What is required:
Each record must be reproduced exactly as it is shown.

Supplied information:
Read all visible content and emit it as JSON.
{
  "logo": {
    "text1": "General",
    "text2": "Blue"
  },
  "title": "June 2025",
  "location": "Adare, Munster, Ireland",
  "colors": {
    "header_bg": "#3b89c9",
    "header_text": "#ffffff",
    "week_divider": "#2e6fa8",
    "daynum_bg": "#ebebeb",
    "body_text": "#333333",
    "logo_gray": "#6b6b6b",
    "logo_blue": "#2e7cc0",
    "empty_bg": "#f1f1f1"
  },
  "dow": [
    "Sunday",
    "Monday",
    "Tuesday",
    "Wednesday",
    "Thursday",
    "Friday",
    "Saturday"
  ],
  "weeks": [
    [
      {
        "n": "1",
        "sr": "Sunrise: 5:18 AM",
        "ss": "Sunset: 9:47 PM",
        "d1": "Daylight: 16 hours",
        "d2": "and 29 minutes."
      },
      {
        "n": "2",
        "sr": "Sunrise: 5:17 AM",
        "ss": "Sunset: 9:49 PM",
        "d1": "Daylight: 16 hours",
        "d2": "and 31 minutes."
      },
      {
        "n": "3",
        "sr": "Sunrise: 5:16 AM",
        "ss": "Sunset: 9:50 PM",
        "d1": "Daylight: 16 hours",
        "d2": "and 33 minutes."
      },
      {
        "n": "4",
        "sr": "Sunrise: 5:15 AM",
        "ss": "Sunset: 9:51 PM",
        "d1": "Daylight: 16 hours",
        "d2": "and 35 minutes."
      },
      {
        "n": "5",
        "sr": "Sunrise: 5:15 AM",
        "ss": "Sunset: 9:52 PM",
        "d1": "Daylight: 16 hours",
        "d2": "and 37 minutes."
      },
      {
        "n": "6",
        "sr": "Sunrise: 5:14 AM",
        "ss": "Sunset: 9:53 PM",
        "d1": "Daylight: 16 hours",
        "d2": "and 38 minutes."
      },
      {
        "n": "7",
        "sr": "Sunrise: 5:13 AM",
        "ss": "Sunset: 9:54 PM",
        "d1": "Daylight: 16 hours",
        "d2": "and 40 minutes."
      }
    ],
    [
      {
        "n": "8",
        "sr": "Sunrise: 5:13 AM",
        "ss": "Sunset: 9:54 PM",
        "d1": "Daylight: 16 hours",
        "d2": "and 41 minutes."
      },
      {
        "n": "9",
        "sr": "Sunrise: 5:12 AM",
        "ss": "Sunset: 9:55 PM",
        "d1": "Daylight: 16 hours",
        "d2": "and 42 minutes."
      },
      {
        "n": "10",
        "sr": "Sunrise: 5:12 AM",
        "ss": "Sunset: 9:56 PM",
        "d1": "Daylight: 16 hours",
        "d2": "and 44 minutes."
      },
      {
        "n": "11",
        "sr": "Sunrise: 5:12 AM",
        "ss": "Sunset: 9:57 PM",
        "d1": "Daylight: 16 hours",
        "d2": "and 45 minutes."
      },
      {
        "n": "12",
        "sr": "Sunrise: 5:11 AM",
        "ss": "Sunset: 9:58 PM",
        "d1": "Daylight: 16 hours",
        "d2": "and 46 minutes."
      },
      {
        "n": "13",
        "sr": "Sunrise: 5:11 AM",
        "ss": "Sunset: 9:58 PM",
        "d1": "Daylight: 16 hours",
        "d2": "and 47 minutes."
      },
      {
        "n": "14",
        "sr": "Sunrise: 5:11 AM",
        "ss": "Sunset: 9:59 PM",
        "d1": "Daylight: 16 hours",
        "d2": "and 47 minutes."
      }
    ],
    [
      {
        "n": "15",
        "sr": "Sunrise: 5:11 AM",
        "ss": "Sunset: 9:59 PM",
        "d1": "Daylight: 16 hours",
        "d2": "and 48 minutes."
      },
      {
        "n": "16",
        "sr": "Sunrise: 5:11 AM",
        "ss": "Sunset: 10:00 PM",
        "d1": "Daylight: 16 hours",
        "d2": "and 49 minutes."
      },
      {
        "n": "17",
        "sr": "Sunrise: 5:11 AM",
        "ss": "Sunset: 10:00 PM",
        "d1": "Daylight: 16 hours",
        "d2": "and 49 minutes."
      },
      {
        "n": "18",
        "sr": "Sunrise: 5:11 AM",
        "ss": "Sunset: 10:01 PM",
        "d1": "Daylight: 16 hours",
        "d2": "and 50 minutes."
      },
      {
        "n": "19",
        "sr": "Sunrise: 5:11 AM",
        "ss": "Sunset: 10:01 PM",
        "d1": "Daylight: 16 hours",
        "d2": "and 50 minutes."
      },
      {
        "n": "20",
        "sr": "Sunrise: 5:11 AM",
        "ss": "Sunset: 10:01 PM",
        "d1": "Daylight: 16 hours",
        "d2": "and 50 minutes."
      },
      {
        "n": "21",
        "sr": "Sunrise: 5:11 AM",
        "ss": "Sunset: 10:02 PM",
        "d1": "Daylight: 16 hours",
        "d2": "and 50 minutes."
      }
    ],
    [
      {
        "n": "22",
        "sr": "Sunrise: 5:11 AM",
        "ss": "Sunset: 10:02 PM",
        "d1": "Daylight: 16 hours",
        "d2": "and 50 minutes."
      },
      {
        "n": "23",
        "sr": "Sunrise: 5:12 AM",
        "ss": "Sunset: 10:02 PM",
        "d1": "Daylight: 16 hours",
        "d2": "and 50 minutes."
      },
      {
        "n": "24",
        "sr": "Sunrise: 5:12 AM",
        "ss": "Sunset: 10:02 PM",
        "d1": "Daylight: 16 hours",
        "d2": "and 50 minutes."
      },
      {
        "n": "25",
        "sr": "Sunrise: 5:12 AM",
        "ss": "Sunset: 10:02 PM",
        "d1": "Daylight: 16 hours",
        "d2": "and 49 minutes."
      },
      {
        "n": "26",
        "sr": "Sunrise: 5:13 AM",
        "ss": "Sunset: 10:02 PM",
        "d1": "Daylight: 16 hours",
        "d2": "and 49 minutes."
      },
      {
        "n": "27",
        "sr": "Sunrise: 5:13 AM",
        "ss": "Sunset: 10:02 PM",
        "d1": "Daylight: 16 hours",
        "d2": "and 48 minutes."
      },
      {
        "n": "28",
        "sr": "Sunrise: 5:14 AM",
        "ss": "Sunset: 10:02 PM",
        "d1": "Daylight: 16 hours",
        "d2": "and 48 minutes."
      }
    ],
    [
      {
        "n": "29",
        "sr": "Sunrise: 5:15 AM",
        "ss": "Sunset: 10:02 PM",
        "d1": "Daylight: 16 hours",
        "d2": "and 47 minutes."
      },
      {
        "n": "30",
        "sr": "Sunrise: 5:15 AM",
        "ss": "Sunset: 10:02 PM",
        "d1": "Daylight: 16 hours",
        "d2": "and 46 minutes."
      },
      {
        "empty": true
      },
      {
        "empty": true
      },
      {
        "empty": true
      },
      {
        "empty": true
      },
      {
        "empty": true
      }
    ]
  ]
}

Exercise output:
Read all visible content and emit it as JSON.
{
  "logo": {
    "text1": "General",
    "text2": "Blue"
  },
  "title": "June 2025",
  "location": "Adare, Munster, Ireland",
  "colors": {
    "header_bg": "#3b89c9",
    "header_text": "#ffffff",
    "week_divider": "#2e6fa8",
    "daynum_bg": "#ebebeb",
    "body_text": "#333333",
    "logo_gray": "#6b6b6b",
    "logo_blue": "#2e7cc0",
    "empty_bg": "#f1f1f1"
  },
  "dow": [
    "Sunday",
    "Monday",
    "Tuesday",
    "Wednesday",
    "Thursday",
    "Friday",
    "Saturday"
  ],
  "weeks": [
    [
      {
        "n": "1",
        "sr": "Sunrise: 5:18 AM",
        "ss": "Sunset: 9:47 PM",
        "d1": "Daylight: 16 hours",
        "d2": "and 29 minutes."
      },
      {
        "n": "2",
        "sr": "Sunrise: 5:17 AM",
        "ss": "Sunset: 9:49 PM",
        "d1": "Daylight: 16 hours",
        "d2": "and 31 minutes."
      },
      {
        "n": "3",
        "sr": "Sunrise: 5:16 AM",
        "ss": "Sunset: 9:50 PM",
        "d1": "Daylight: 16 hours",
        "d2": "and 33 minutes."
      },
      {
        "n": "4",
        "sr": "Sunrise: 5:15 AM",
        "ss": "Sunset: 9:51 PM",
        "d1": "Daylight: 16 hours",
        "d2": "and 35 minutes."
      },
      {
        "n": "5",
        "sr": "Sunrise: 5:15 AM",
        "ss": "Sunset: 9:52 PM",
        "d1": "Daylight: 16 hours",
        "d2": "and 37 minutes."
      },
      {
        "n": "6",
        "sr": "Sunrise: 5:14 AM",
        "ss": "Sunset: 9:53 PM",
        "d1": "Daylight: 16 hours",
        "d2": "and 38 minutes."
      },
      {
        "n": "7",
        "sr": "Sunrise: 5:13 AM",
        "ss": "Sunset: 9:54 PM",
        "d1": "Daylight: 16 hours",
        "d2": "and 40 minutes."
      }
    ],
    [
      {
        "n": "8",
        "sr": "Sunrise: 5:13 AM",
        "ss": "Sunset: 9:54 PM",
        "d1": "Daylight: 16 hours",
        "d2": "and 41 minutes."
      },
      {
        "n": "9",
        "sr": "Sunrise: 5:12 AM",
        "ss": "Sunset: 9:55 PM",
        "d1": "Daylight: 16 hours",
        "d2": "and 42 minutes."
      },
      {
        "n": "10",
        "sr": "Sunrise: 5:12 AM",
        "ss": "Sunset: 9:56 PM",
        "d1": "Daylight: 16 hours",
        "d2": "and 44 minutes."
      },
      {
        "n": "11",
        "sr": "Sunrise: 5:12 AM",
        "ss": "Sunset: 9:57 PM",
        "d1": "Daylight: 16 hours",
        "d2": "and 45 minutes."
      },
      {
        "n": "12",
        "sr": "Sunrise: 5:11 AM",
        "ss": "Sunset: 9:58 PM",
        "d1": "Daylight: 16 hours",
        "d2": "and 46 minutes."
      },
      {
        "n": "13",
        "sr": "Sunrise: 5:11 AM",
        "ss": "Sunset: 9:58 PM",
        "d1": "Daylight: 16 hours",
        "d2": "and 47 minutes."
      },
      {
        "n": "14",
        "sr": "Sunrise: 5:11 AM",
        "ss": "Sunset: 9:59 PM",
        "d1": "Daylight: 16 hours",
        "d2": "and 47 minutes."
      }
    ],
    [
      {
        "n": "15",
        "sr": "Sunrise: 5:11 AM",
        "ss": "Sunset: 9:59 PM",
        "d1": "Daylight: 16 hours",
        "d2": "and 48 minutes."
      },
      {
        "n": "16",
        "sr": "Sunrise: 5:11 AM",
        "ss": "Sunset: 10:00 PM",
        "d1": "Daylight: 16 hours",
        "d2": "and 49 minutes."
      },
      {
        "n": "17",
        "sr": "Sunrise: 5:11 AM",
        "ss": "Sunset: 10:00 PM",
        "d1": "Daylight: 16 hours",
        "d2": "and 49 minutes."
      },
      {
        "n": "18",
        "sr": "Sunrise: 5:11 AM",
        "ss": "Sunset: 10:01 PM",
        "d1": "Daylight: 16 hours",
        "d2": "and 50 minutes."
      },
      {
        "n": "19",
        "sr": "Sunrise: 5:11 AM",
        "ss": "Sunset: 10:01 PM",
        "d1": "Daylight: 16 hours",
        "d2": "and 50 minutes."
      },
      {
        "n": "20",
        "sr": "Sunrise: 5:11 AM",
        "ss": "Sunset: 10:01 PM",
        "d1": "Daylight: 16 hours",
        "d2": "and 50 minutes."
      },
      {
        "n": "21",
        "sr": "Sunrise: 5:11 AM",
        "ss": "Sunset: 10:02 PM",
        "d1": "Daylight: 16 hours",
        "d2": "and 50 minutes."
      }
    ],
    [
      {
        "n": "22",
        "sr": "Sunrise: 5:11 AM",
        "ss": "Sunset: 10:02 PM",
        "d1": "Daylight: 16 hours",
        "d2": "and 50 minutes."
      },
      {
        "n": "23",
        "sr": "Sunrise: 5:12 AM",
        "ss": "Sunset: 10:02 PM",
        "d1": "Daylight: 16 hours",
        "d2": "and 50 minutes."
      },
      {
        "n": "24",
        "sr": "Sunrise: 5:12 AM",
        "ss": "Sunset: 10:02 PM",
        "d1": "Daylight: 16 hours",
        "d2": "and 50 minutes."
      },
      {
        "n": "25",
        "sr": "Sunrise: 5:12 AM",
        "ss": "Sunset: 10:02 PM",
        "d1": "Daylight: 16 hours",
        "d2": "and 49 minutes."
      },
      {
        "n": "26",
        "sr": "Sunrise: 5:13 AM",
        "ss": "Sunset: 10:02 PM",
        "d1": "Daylight: 16 hours",
        "d2": "and 49 minutes."
      },
      {
        "n": "27",
        "sr": "Sunrise: 5:13 AM",
        "ss": "Sunset: 10:02 PM",
        "d1": "Daylight: 16 hours",
        "d2": "and 48 minutes."
      },
      {
        "n": "28",
        "sr": "Sunrise: 5:14 AM",
        "ss": "Sunset: 10:02 PM",
        "d1": "Daylight: 16 hours",
        "d2": "and 48 minutes."
      }
    ],
    [
      {
        "n": "29",
        "sr": "Sunrise: 5:15 AM",
        "ss": "Sunset: 10:02 PM",
        "d1": "Daylight: 16 hours",
        "d2": "and 47 minutes."
      },
      {
        "n": "30",
        "sr": "Sunrise: 5:15 AM",
        "ss": "Sunset: 10:02 PM",
        "d1": "Daylight: 16 hours",
        "d2": "and 46 minutes."
      },
      {
        "empty": true
      },
      {
        "empty": true
      },
      {
        "empty": true
      },
      {
        "empty": true
      },
      {
        "empty": true
      }
    ]
  ]
}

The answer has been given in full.